DIRECTIONS FOR THIS TASK
Each line of the material must be repeated precisely, with the pictures left out.

Rows from a dataset:
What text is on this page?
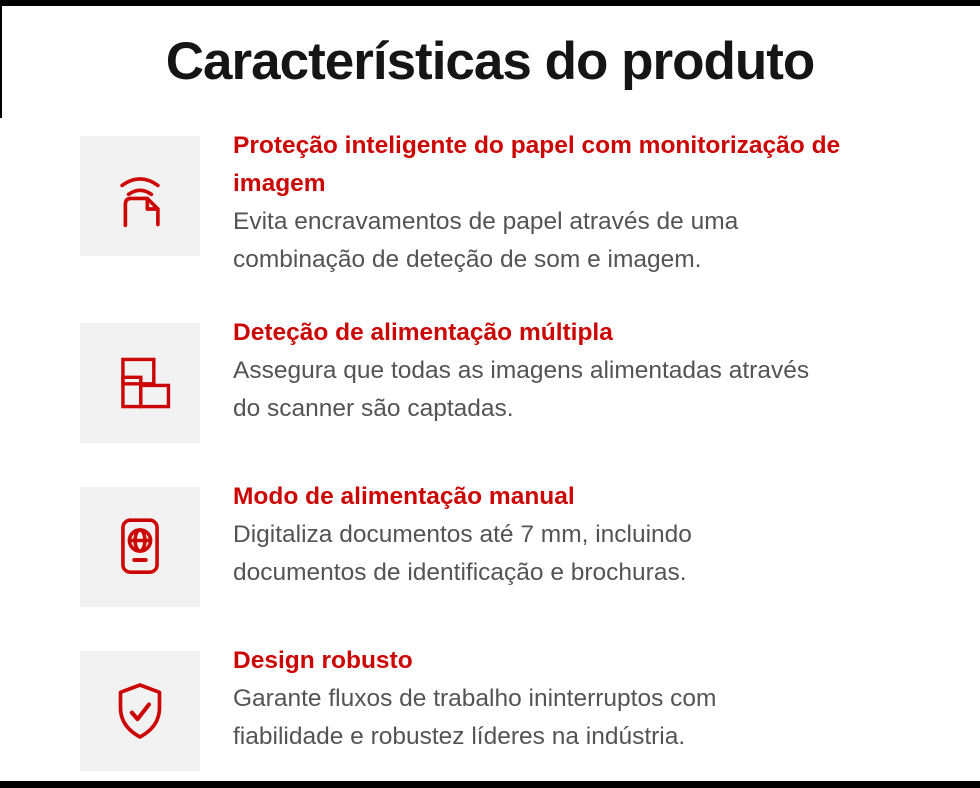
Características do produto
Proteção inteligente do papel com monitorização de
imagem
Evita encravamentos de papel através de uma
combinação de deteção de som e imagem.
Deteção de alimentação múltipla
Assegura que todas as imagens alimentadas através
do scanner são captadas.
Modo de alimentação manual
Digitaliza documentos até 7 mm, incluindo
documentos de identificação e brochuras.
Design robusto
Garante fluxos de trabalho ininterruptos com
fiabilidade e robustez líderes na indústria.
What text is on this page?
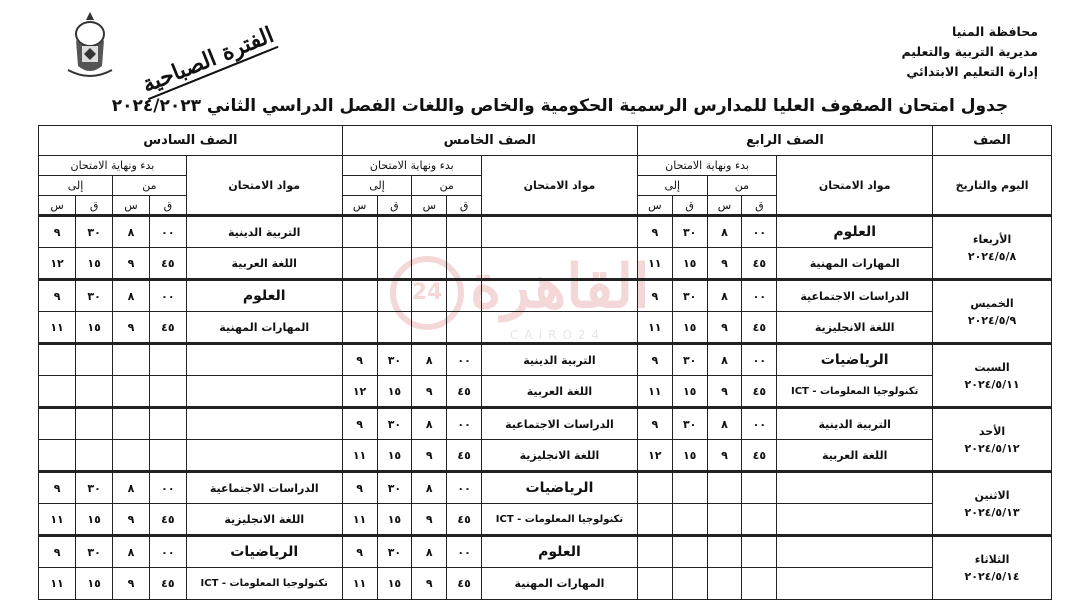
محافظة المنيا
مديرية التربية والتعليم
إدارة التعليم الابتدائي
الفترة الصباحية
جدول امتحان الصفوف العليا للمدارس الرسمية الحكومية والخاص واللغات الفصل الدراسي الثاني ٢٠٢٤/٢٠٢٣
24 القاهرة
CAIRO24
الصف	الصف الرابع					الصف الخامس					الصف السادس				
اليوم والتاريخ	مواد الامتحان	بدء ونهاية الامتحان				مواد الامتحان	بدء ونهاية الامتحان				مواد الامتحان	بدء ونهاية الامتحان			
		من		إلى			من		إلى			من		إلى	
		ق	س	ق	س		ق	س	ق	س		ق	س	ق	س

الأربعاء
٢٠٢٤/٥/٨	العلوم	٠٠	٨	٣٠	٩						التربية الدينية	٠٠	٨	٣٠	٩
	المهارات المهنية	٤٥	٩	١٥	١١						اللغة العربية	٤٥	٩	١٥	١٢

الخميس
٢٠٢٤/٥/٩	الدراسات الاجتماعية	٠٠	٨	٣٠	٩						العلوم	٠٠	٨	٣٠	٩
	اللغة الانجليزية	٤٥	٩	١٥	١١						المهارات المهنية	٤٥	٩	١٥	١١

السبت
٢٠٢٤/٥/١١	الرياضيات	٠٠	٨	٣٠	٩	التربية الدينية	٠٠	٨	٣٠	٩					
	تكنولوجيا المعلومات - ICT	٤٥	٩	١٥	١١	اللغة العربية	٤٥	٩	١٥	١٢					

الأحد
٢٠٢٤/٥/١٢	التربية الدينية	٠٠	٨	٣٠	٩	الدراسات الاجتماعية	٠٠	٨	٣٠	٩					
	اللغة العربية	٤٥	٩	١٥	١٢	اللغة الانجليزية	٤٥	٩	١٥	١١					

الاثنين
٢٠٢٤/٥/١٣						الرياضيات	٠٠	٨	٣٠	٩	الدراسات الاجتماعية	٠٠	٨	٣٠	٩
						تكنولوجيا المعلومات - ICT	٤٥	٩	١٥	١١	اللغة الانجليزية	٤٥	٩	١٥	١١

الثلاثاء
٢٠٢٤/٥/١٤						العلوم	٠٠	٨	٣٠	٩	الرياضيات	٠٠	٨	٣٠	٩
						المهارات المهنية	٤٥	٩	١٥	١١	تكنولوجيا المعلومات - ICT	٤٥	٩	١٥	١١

WRITTEN SOLUTION
What text is on this page?
Características do produto
Proteção inteligente do papel com monitorização de
imagem
Evita encravamentos de papel através de uma
combinação de deteção de som e imagem.
Deteção de alimentação múltipla
Assegura que todas as imagens alimentadas através
do scanner são captadas.
Modo de alimentação manual
Digitaliza documentos até 7 mm, incluindo
documentos de identificação e brochuras.
Design robusto
Garante fluxos de trabalho ininterruptos com
fiabilidade e robustez líderes na indústria.
What text is on this page?
محافظة المنيا
مديرية التربية والتعليم
إدارة التعليم الابتدائي
الفترة الصباحية
جدول امتحان الصفوف العليا للمدارس الرسمية الحكومية والخاص واللغات الفصل الدراسي الثاني ٢٠٢٤/٢٠٢٣
24 القاهرة
CAIRO24
الصف	الصف الرابع					الصف الخامس					الصف السادس				
اليوم والتاريخ	مواد الامتحان	بدء ونهاية الامتحان				مواد الامتحان	بدء ونهاية الامتحان				مواد الامتحان	بدء ونهاية الامتحان			
		من		إلى			من		إلى			من		إلى	
		ق	س	ق	س		ق	س	ق	س		ق	س	ق	س

الأربعاء
٢٠٢٤/٥/٨	العلوم	٠٠	٨	٣٠	٩						التربية الدينية	٠٠	٨	٣٠	٩
	المهارات المهنية	٤٥	٩	١٥	١١						اللغة العربية	٤٥	٩	١٥	١٢

الخميس
٢٠٢٤/٥/٩	الدراسات الاجتماعية	٠٠	٨	٣٠	٩						العلوم	٠٠	٨	٣٠	٩
	اللغة الانجليزية	٤٥	٩	١٥	١١						المهارات المهنية	٤٥	٩	١٥	١١

السبت
٢٠٢٤/٥/١١	الرياضيات	٠٠	٨	٣٠	٩	التربية الدينية	٠٠	٨	٣٠	٩					
	تكنولوجيا المعلومات - ICT	٤٥	٩	١٥	١١	اللغة العربية	٤٥	٩	١٥	١٢					

الأحد
٢٠٢٤/٥/١٢	التربية الدينية	٠٠	٨	٣٠	٩	الدراسات الاجتماعية	٠٠	٨	٣٠	٩					
	اللغة العربية	٤٥	٩	١٥	١٢	اللغة الانجليزية	٤٥	٩	١٥	١١					

الاثنين
٢٠٢٤/٥/١٣						الرياضيات	٠٠	٨	٣٠	٩	الدراسات الاجتماعية	٠٠	٨	٣٠	٩
						تكنولوجيا المعلومات - ICT	٤٥	٩	١٥	١١	اللغة الانجليزية	٤٥	٩	١٥	١١

الثلاثاء
٢٠٢٤/٥/١٤						العلوم	٠٠	٨	٣٠	٩	الرياضيات	٠٠	٨	٣٠	٩
						المهارات المهنية	٤٥	٩	١٥	١١	تكنولوجيا المعلومات - ICT	٤٥	٩	١٥	١١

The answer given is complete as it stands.